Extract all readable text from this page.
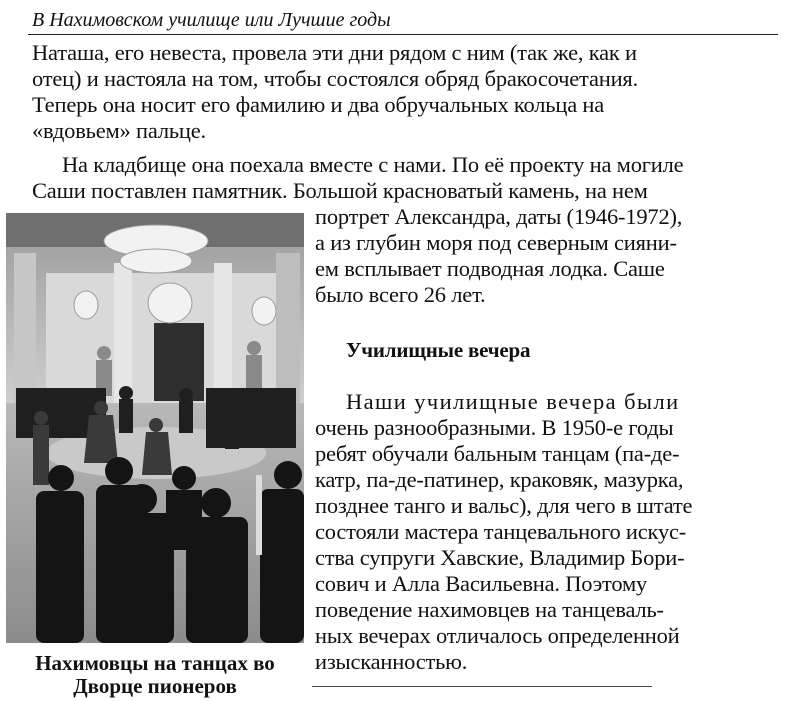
В Нахимовском училище или Лучшие годы
Наташа, его невеста, провела эти дни рядом с ним (так же, как и
отец) и настояла на том, чтобы состоялся обряд бракосочетания.
Теперь она носит его фамилию и два обручальных кольца на
«вдовьем» пальце.
На кладбище она поехала вместе с нами. По её проекту на могиле
Саши поставлен памятник. Большой красноватый камень, на нем
портрет Александра, даты (1946-1972),
а из глубин моря под северным сияни-
ем всплывает подводная лодка. Саше
было всего 26 лет.
Училищные вечера
Наши училищные вечера были
очень разнообразными. В 1950-е годы
ребят обучали бальным танцам (па-де-
катр, па-де-патинер, краковяк, мазурка,
позднее танго и вальс), для чего в штате
состояли мастера танцевального искус-
ства супруги Хавские, Владимир Бори-
сович и Алла Васильевна. Поэтому
поведение нахимовцев на танцеваль-
ных вечерах отличалось определенной
изысканностью.
Нахимовцы на танцах во
Дворце пионеров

Task objective — Copy each line of the records precisely and drop any images they hold.

The completed task —
Extract all readable text from this page.
В Нахимовском училище или Лучшие годы
Наташа, его невеста, провела эти дни рядом с ним (так же, как и
отец) и настояла на том, чтобы состоялся обряд бракосочетания.
Теперь она носит его фамилию и два обручальных кольца на
«вдовьем» пальце.
На кладбище она поехала вместе с нами. По её проекту на могиле
Саши поставлен памятник. Большой красноватый камень, на нем
портрет Александра, даты (1946-1972),
а из глубин моря под северным сияни-
ем всплывает подводная лодка. Саше
было всего 26 лет.
Училищные вечера
Наши училищные вечера были
очень разнообразными. В 1950-е годы
ребят обучали бальным танцам (па-де-
катр, па-де-патинер, краковяк, мазурка,
позднее танго и вальс), для чего в штате
состояли мастера танцевального искус-
ства супруги Хавские, Владимир Бори-
сович и Алла Васильевна. Поэтому
поведение нахимовцев на танцеваль-
ных вечерах отличалось определенной
изысканностью.
Нахимовцы на танцах во
Дворце пионеров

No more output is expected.